┌─ Data supplied

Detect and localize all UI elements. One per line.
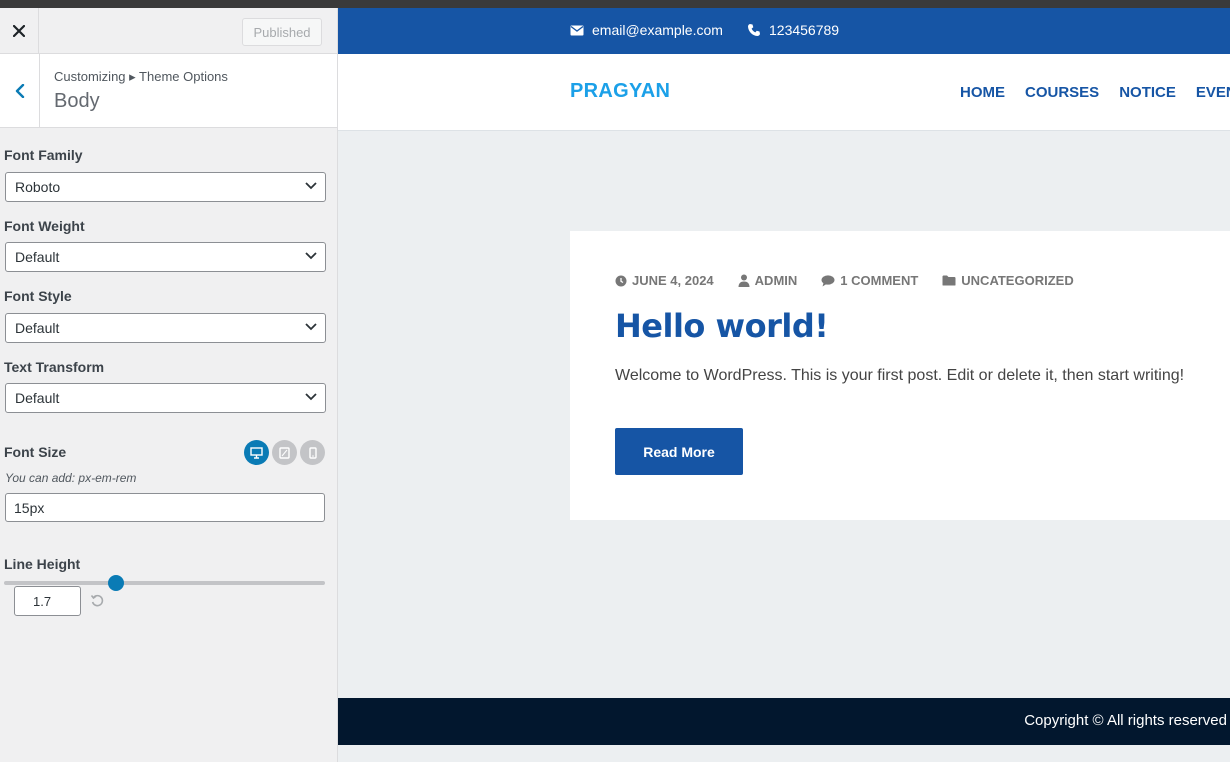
device-tablet-button[interactable]	[272, 440, 297, 465]
font-weight-select[interactable]: Default	[5, 242, 326, 272]
device-mobile-button[interactable]	[300, 440, 325, 465]
font-family-label: Font Family	[4, 147, 83, 163]
post-category-text: UNCATEGORIZED	[961, 273, 1074, 288]
phone-text: 123456789	[769, 22, 840, 38]
email-contact[interactable]: email@example.com	[570, 22, 723, 38]
font-weight-label: Font Weight	[4, 218, 85, 234]
section-title: Body	[54, 90, 100, 112]
nav-item-home[interactable]: HOME	[960, 84, 1005, 101]
window-top-strip	[0, 0, 1230, 8]
line-height-slider-track[interactable]	[4, 581, 325, 585]
post-author-text: ADMIN	[754, 273, 798, 288]
breadcrumb: Customizing ▸ Theme Options	[54, 69, 228, 84]
chevron-down-icon	[305, 393, 317, 401]
section-header: Customizing ▸ Theme Options Body	[0, 54, 337, 128]
email-text: email@example.com	[592, 22, 723, 38]
font-style-label: Font Style	[4, 288, 72, 304]
font-weight-value: Default	[15, 249, 60, 265]
site-header: PRAGYAN HOME COURSES NOTICE EVENTS	[338, 54, 1230, 131]
post-category[interactable]: UNCATEGORIZED	[942, 273, 1074, 288]
user-icon	[738, 274, 750, 287]
nav-item-courses[interactable]: COURSES	[1025, 84, 1099, 101]
post-title[interactable]: Hello world!	[615, 307, 829, 345]
site-footer: Copyright © All rights reserved	[338, 698, 1230, 745]
customizer-header: Published	[0, 8, 337, 54]
font-style-select[interactable]: Default	[5, 313, 326, 343]
tablet-icon	[279, 446, 290, 459]
folder-icon	[942, 275, 956, 286]
chevron-left-icon	[15, 83, 24, 98]
chevron-down-icon	[305, 182, 317, 190]
post-author[interactable]: ADMIN	[738, 273, 798, 288]
post-comments-text: 1 COMMENT	[840, 273, 919, 288]
font-size-hint: You can add: px-em-rem	[5, 471, 137, 485]
mobile-icon	[308, 446, 317, 459]
clock-icon	[615, 275, 627, 286]
line-height-label: Line Height	[4, 556, 81, 572]
nav-item-events[interactable]: EVENTS	[1196, 84, 1230, 101]
contact-topbar: email@example.com 123456789	[338, 8, 1230, 54]
copyright-text: Copyright © All rights reserved	[1024, 712, 1227, 729]
post-comments[interactable]: 1 COMMENT	[821, 273, 918, 288]
phone-icon	[748, 24, 760, 36]
phone-contact[interactable]: 123456789	[747, 22, 839, 38]
line-height-reset-button[interactable]	[88, 591, 106, 609]
text-transform-value: Default	[15, 390, 60, 406]
back-button[interactable]	[0, 54, 40, 127]
site-title[interactable]: PRAGYAN	[570, 80, 670, 103]
device-desktop-button[interactable]	[244, 440, 269, 465]
chevron-down-icon	[305, 323, 317, 331]
comment-icon	[821, 274, 835, 286]
envelope-icon	[570, 25, 584, 35]
text-transform-label: Text Transform	[4, 359, 105, 375]
post-excerpt: Welcome to WordPress. This is your first…	[615, 367, 1185, 384]
text-transform-select[interactable]: Default	[5, 383, 326, 413]
chevron-down-icon	[305, 252, 317, 260]
read-more-button[interactable]: Read More	[615, 428, 743, 475]
font-family-value: Roboto	[15, 179, 61, 195]
post-date-text: JUNE 4, 2024	[632, 273, 714, 288]
site-preview: email@example.com 123456789 PRAGYAN HOME…	[338, 8, 1230, 762]
font-size-input[interactable]: 15px	[5, 493, 325, 522]
main-nav: HOME COURSES NOTICE EVENTS	[960, 84, 1230, 101]
post-date[interactable]: JUNE 4, 2024	[615, 273, 714, 288]
desktop-icon	[250, 446, 263, 459]
post-card: JUNE 4, 2024 ADMIN 1 COMMENT UNCATEGORIZ…	[570, 231, 1230, 520]
close-customizer-button[interactable]	[0, 8, 39, 54]
published-button[interactable]: Published	[242, 18, 322, 46]
line-height-input[interactable]: 1.7	[14, 586, 81, 616]
customizer-sidebar: Published Customizing ▸ Theme Options Bo…	[0, 8, 338, 762]
reset-icon	[90, 594, 103, 606]
font-style-value: Default	[15, 320, 60, 336]
font-size-label: Font Size	[4, 444, 67, 460]
line-height-slider-thumb[interactable]	[108, 575, 124, 591]
font-family-select[interactable]: Roboto	[5, 172, 326, 202]
close-icon	[13, 25, 25, 37]
nav-item-notice[interactable]: NOTICE	[1119, 84, 1176, 101]
post-meta: JUNE 4, 2024 ADMIN 1 COMMENT UNCATEGORIZ…	[615, 273, 1074, 288]
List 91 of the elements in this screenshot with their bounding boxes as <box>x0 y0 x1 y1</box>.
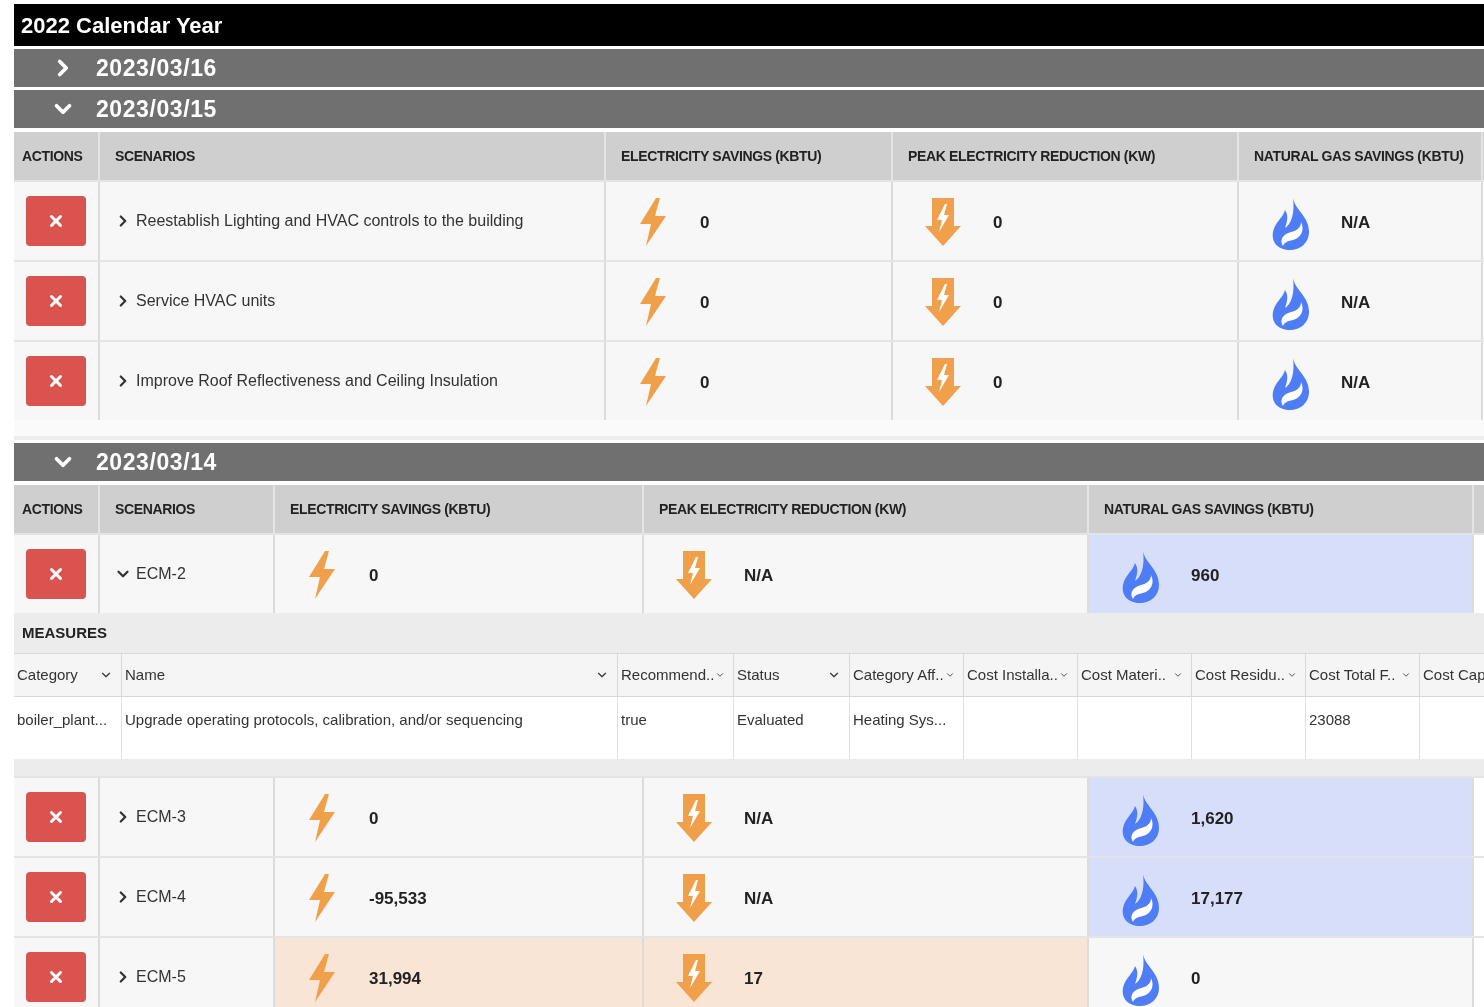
lightning-bolt-icon <box>307 954 337 1002</box>
lightning-bolt-icon <box>638 198 668 246</box>
close-icon <box>47 565 65 583</box>
down-arrow-bolt-icon <box>925 198 961 246</box>
column-header: NATURAL GAS SAVINGS (KBTU) <box>1239 132 1483 180</box>
metric-value: N/A <box>744 565 774 587</box>
close-icon <box>47 808 65 826</box>
date-group-header[interactable]: 2023/03/15 <box>14 90 1484 128</box>
flame-icon <box>1121 794 1159 846</box>
column-header: NATURAL GAS SAVINGS (KBTU) <box>1089 485 1474 533</box>
down-arrow-bolt-icon <box>925 358 961 406</box>
metric-value: 960 <box>1191 565 1220 587</box>
down-arrow-bolt-icon <box>676 954 712 1002</box>
column-header: ELECTRICITY SAVINGS (KBTU) <box>275 485 644 533</box>
column-header[interactable]: Category <box>14 654 122 696</box>
scenario-toggle[interactable]: ECM-4 <box>114 885 186 909</box>
metric-value: 0 <box>369 808 379 830</box>
column-header: SCENARIOS <box>100 132 606 180</box>
scenario-toggle[interactable]: ECM-5 <box>114 965 186 989</box>
delete-button[interactable] <box>26 196 86 246</box>
delete-button[interactable] <box>26 792 86 842</box>
column-header[interactable]: Cost Cap <box>1420 654 1484 696</box>
down-arrow-bolt-icon <box>925 278 961 326</box>
down-arrow-bolt-icon <box>676 551 712 599</box>
metric-value: -95,533 <box>369 888 427 910</box>
close-icon <box>47 372 65 390</box>
down-arrow-bolt-icon <box>676 874 712 922</box>
flame-icon <box>1121 874 1159 926</box>
metric-value: 0 <box>700 372 710 394</box>
column-header: ACTIONS <box>14 132 100 180</box>
metric-value: 0 <box>700 212 710 234</box>
metric-value: 0 <box>369 565 379 587</box>
column-header: ELECTRICITY SAVINGS (KBTU) <box>606 132 893 180</box>
metric-value: N/A <box>744 888 774 910</box>
metric-value: 1,620 <box>1191 808 1234 830</box>
metric-value: 0 <box>700 292 710 314</box>
metric-value: N/A <box>1341 292 1371 314</box>
column-header: ACTIONS <box>14 485 100 533</box>
lightning-bolt-icon <box>307 794 337 842</box>
column-header: SCENARIOS <box>100 485 275 533</box>
flame-icon <box>1271 358 1309 410</box>
close-icon <box>47 968 65 986</box>
column-header[interactable]: Category Aff.. <box>850 654 964 696</box>
delete-button[interactable] <box>26 276 86 326</box>
scenario-toggle[interactable]: Service HVAC units <box>114 289 276 313</box>
delete-button[interactable] <box>26 356 86 406</box>
flame-icon <box>1271 278 1309 330</box>
filter-icon[interactable] <box>1287 670 1297 680</box>
lightning-bolt-icon <box>638 358 668 406</box>
close-icon <box>47 888 65 906</box>
metric-value: 31,994 <box>369 968 421 990</box>
metric-value: 0 <box>993 372 1003 394</box>
column-header[interactable]: Status <box>734 654 850 696</box>
metric-value: 17,177 <box>1191 888 1243 910</box>
page-title: 2022 Calendar Year <box>14 4 1484 46</box>
column-header: PEAK ELECTRICITY REDUCTION (KW) <box>893 132 1239 180</box>
lightning-bolt-icon <box>638 278 668 326</box>
flame-icon <box>1271 198 1309 250</box>
delete-button[interactable] <box>26 872 86 922</box>
down-arrow-bolt-icon <box>676 794 712 842</box>
delete-button[interactable] <box>26 952 86 1002</box>
metric-value: 0 <box>993 292 1003 314</box>
column-header: PEAK ELECTRICITY REDUCTION (KW) <box>644 485 1089 533</box>
date-group-header[interactable]: 2023/03/16 <box>14 49 1484 87</box>
column-header[interactable]: Cost Installa.. <box>964 654 1078 696</box>
filter-icon[interactable] <box>715 670 725 680</box>
delete-button[interactable] <box>26 549 86 599</box>
filter-icon[interactable] <box>1059 670 1069 680</box>
filter-icon[interactable] <box>1401 670 1411 680</box>
metric-value: 0 <box>1191 968 1201 990</box>
flame-icon <box>1121 551 1159 603</box>
column-header[interactable]: Cost Materi.. <box>1078 654 1192 696</box>
close-icon <box>47 292 65 310</box>
scenario-toggle[interactable]: ECM-3 <box>114 805 186 829</box>
scenario-toggle[interactable]: ECM-2 <box>114 562 186 586</box>
column-header[interactable]: Name <box>122 654 618 696</box>
measures-label: MEASURES <box>14 613 1484 653</box>
metric-value: N/A <box>744 808 774 830</box>
metric-value: N/A <box>1341 372 1371 394</box>
metric-value: 17 <box>744 968 763 990</box>
filter-icon[interactable] <box>945 670 955 680</box>
column-header[interactable]: Cost Total F.. <box>1306 654 1420 696</box>
metric-value: 0 <box>993 212 1003 234</box>
filter-icon[interactable] <box>1173 670 1183 680</box>
date-group-header[interactable]: 2023/03/14 <box>14 443 1484 481</box>
lightning-bolt-icon <box>307 551 337 599</box>
close-icon <box>47 212 65 230</box>
column-header[interactable]: Recommend.. <box>618 654 734 696</box>
metric-value: N/A <box>1341 212 1371 234</box>
column-header[interactable]: Cost Residu.. <box>1192 654 1306 696</box>
lightning-bolt-icon <box>307 874 337 922</box>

└─

Written task - Express the lines starting at the line containing "lightning-bolt-icon <box>307 954" and ending at the line containing "down-arrow-bolt-icon <box>925 278" as a numbered list, leaving out any blank lines.

Output for this task -
1. lightning-bolt-icon <box>307 954 337 1002</box>
2. lightning-bolt-icon <box>638 198 668 246</box>
3. close-icon <box>47 565 65 583</box>
4. down-arrow-bolt-icon <box>925 198 961 246</box>
5. column-header: NATURAL GAS SAVINGS (KBTU) <box>1239 132 1483 180</box>
6. metric-value: N/A <box>744 565 774 587</box>
7. close-icon <box>47 808 65 826</box>
8. date-group-header[interactable]: 2023/03/15 <box>14 90 1484 128</box>
9. flame-icon <box>1121 794 1159 846</box>
10. column-header: NATURAL GAS SAVINGS (KBTU) <box>1089 485 1474 533</box>
11. down-arrow-bolt-icon <box>925 358 961 406</box>
12. metric-value: 960 <box>1191 565 1220 587</box>
13. down-arrow-bolt-icon <box>676 954 712 1002</box>
14. column-header: ELECTRICITY SAVINGS (KBTU) <box>275 485 644 533</box>
15. column-header[interactable]: Category <box>14 654 122 696</box>
16. scenario-toggle[interactable]: ECM-4 <box>114 885 186 909</box>
17. metric-value: 0 <box>369 808 379 830</box>
18. column-header: SCENARIOS <box>100 132 606 180</box>
19. scenario-toggle[interactable]: ECM-5 <box>114 965 186 989</box>
20. delete-button[interactable] <box>26 196 86 246</box>
21. delete-button[interactable] <box>26 792 86 842</box>
22. column-header[interactable]: Cost Cap <box>1420 654 1484 696</box>
23. down-arrow-bolt-icon <box>925 278 961 326</box>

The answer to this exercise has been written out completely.